[START OF Material provided]
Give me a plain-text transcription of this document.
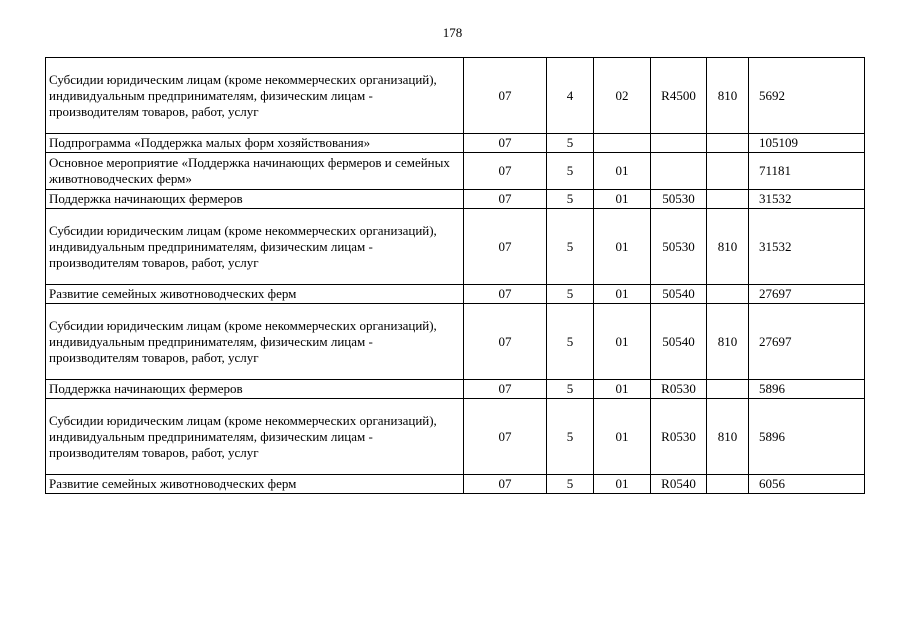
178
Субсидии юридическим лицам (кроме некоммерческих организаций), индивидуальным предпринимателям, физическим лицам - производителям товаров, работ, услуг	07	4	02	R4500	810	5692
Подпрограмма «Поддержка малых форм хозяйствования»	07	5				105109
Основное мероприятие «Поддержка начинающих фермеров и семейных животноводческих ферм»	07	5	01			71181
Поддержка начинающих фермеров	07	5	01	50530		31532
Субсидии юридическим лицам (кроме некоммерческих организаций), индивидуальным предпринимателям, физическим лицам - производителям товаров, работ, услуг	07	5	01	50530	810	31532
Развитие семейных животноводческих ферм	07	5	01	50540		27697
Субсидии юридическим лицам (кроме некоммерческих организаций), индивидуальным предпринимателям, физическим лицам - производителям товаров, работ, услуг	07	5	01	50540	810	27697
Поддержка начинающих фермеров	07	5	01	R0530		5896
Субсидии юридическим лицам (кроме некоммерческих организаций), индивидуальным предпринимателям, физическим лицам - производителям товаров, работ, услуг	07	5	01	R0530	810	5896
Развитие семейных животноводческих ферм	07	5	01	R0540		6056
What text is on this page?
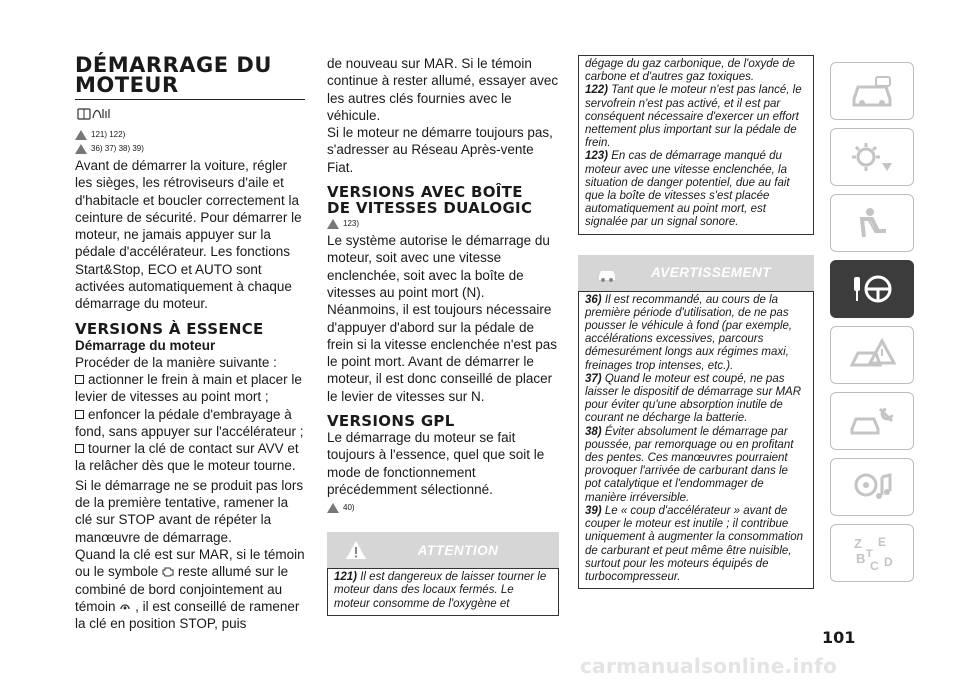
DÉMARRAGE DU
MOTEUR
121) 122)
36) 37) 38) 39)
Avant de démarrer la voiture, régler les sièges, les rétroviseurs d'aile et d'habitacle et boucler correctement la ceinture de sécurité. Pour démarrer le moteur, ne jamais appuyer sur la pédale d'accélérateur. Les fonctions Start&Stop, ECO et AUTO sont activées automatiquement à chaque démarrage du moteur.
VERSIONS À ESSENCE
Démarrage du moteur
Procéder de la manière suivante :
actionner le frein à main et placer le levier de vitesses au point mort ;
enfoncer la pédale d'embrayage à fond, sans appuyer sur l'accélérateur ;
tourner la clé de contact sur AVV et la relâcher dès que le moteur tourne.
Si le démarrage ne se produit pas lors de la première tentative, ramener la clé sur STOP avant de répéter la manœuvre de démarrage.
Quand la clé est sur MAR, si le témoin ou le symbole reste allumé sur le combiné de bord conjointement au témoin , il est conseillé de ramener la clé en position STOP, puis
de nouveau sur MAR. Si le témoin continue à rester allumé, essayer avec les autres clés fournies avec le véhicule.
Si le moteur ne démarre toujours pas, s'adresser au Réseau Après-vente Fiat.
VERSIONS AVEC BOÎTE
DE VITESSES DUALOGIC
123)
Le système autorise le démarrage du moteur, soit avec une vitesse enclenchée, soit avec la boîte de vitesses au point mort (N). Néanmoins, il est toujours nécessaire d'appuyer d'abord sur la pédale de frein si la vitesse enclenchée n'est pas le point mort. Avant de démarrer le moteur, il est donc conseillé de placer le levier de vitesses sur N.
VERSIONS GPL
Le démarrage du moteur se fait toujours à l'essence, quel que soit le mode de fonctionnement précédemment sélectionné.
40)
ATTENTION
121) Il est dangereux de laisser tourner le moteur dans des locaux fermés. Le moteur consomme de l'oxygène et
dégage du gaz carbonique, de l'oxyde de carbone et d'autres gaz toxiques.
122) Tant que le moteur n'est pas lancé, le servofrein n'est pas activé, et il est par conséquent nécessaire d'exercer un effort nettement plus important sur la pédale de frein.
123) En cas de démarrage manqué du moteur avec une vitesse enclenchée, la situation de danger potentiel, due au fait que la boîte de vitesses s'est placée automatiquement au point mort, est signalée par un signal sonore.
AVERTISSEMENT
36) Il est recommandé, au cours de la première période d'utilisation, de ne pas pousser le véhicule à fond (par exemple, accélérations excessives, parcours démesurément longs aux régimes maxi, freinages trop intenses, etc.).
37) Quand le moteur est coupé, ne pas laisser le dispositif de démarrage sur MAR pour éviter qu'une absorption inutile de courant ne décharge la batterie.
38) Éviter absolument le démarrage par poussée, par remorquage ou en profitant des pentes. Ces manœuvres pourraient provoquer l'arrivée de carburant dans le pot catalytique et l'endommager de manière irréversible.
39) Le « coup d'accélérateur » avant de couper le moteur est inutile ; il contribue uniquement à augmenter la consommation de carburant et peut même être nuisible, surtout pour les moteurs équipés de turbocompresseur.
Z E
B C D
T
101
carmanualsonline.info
[END OF Material provided]
Return each line where "autres" shows up.

de nouveau sur MAR. Si le témoin continue à rester allumé, essayer avec les autres clés fournies avec le véhicule.
dégage du gaz carbonique, de l'oxyde de carbone et d'autres gaz toxiques.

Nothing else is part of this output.